Dataset rows about figures
• • • • •

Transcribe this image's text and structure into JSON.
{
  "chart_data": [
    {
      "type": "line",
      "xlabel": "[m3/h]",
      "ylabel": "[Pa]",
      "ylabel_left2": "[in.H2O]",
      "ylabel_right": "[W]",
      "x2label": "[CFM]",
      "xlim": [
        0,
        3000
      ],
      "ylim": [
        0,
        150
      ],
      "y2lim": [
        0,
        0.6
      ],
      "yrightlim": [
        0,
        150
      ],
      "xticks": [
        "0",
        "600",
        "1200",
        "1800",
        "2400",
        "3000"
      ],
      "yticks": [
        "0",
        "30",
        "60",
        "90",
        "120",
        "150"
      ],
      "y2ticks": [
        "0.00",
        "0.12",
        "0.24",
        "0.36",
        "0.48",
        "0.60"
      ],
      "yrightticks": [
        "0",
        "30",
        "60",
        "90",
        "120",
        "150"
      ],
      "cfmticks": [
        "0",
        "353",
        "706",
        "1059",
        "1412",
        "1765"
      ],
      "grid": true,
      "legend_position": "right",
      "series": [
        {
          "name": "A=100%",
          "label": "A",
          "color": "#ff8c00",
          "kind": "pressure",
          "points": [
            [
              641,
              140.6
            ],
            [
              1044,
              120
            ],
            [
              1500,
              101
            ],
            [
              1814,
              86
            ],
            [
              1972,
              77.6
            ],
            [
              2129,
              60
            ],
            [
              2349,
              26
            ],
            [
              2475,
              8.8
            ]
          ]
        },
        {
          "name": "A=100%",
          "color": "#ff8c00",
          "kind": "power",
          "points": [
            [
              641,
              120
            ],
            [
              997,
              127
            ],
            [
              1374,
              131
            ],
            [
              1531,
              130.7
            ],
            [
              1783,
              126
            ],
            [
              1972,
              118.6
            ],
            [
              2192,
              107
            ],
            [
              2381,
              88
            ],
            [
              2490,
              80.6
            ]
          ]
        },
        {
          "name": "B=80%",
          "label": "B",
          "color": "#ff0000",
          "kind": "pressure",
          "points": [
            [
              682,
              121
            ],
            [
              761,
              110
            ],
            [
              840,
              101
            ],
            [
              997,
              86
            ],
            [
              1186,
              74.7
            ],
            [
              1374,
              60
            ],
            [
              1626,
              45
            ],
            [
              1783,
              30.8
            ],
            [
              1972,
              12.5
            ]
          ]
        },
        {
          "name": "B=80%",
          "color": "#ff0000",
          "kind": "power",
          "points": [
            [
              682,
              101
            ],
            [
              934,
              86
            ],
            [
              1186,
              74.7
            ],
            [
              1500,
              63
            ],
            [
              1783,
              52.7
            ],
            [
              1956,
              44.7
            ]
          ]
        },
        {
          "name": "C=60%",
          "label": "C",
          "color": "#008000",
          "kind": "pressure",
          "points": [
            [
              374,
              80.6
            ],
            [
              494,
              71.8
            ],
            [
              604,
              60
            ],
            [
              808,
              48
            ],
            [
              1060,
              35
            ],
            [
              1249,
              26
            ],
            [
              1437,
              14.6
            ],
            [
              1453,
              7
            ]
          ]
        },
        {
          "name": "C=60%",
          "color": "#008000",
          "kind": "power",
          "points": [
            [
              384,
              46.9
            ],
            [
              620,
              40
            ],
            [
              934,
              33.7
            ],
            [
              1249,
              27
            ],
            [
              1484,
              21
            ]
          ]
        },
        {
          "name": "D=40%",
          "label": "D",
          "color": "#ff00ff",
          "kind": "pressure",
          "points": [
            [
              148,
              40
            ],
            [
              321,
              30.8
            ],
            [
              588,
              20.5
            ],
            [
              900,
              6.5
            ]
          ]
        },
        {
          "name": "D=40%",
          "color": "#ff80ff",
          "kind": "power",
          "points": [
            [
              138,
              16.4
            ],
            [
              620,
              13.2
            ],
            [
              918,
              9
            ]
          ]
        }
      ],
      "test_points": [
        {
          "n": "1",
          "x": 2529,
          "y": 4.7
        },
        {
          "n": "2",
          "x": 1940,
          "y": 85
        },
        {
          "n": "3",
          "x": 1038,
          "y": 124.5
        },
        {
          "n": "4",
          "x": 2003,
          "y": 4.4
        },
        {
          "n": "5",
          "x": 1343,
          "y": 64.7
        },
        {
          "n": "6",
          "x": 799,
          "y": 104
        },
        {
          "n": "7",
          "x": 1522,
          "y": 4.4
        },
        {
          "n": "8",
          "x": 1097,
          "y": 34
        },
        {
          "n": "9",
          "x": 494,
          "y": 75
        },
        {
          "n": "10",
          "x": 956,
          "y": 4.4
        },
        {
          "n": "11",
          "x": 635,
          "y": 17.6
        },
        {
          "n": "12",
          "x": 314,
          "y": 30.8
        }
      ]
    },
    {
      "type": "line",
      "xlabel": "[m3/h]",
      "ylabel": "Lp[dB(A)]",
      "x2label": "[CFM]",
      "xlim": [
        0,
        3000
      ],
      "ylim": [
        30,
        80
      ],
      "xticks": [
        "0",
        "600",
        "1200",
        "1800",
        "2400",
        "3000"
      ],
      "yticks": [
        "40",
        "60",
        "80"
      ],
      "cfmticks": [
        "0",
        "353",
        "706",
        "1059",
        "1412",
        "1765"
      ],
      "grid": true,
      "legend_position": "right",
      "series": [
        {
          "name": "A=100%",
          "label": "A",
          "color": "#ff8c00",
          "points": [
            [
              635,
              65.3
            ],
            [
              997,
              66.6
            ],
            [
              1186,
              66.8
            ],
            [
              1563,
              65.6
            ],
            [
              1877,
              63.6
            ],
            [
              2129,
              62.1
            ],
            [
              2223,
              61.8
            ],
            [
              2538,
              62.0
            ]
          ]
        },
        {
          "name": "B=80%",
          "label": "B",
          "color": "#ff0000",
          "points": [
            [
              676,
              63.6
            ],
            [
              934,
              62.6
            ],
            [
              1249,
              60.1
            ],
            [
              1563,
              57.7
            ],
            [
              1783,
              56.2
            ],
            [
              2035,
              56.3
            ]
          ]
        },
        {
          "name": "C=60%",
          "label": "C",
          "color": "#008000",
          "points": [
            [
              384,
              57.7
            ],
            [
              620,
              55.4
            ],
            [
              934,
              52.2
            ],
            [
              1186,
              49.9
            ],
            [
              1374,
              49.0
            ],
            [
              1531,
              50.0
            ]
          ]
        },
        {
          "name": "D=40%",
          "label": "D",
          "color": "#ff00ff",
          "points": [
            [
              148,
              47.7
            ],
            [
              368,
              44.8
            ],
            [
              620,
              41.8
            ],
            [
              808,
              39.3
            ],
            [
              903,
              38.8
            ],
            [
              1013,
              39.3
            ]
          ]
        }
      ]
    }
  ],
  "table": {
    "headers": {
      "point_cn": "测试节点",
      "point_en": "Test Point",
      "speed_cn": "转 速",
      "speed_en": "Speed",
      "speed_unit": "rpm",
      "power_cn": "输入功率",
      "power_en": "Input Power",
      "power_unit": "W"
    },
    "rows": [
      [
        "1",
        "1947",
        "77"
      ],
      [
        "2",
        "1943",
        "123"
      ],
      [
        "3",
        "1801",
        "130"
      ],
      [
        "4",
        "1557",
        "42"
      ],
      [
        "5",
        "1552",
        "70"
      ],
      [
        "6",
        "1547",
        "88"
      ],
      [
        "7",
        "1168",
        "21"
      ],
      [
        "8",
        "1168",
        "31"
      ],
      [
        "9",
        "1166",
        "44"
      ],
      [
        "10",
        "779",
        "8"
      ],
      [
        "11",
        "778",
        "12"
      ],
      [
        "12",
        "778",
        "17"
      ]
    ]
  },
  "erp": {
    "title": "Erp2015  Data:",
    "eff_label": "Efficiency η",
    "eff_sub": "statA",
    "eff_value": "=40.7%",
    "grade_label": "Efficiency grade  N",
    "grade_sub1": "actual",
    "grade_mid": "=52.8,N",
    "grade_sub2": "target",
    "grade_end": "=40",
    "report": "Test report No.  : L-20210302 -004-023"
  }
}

• • • • •

Your task
Look through the records above and report how many lines hold the word "Efficiency", giving only the number.

The completed task
2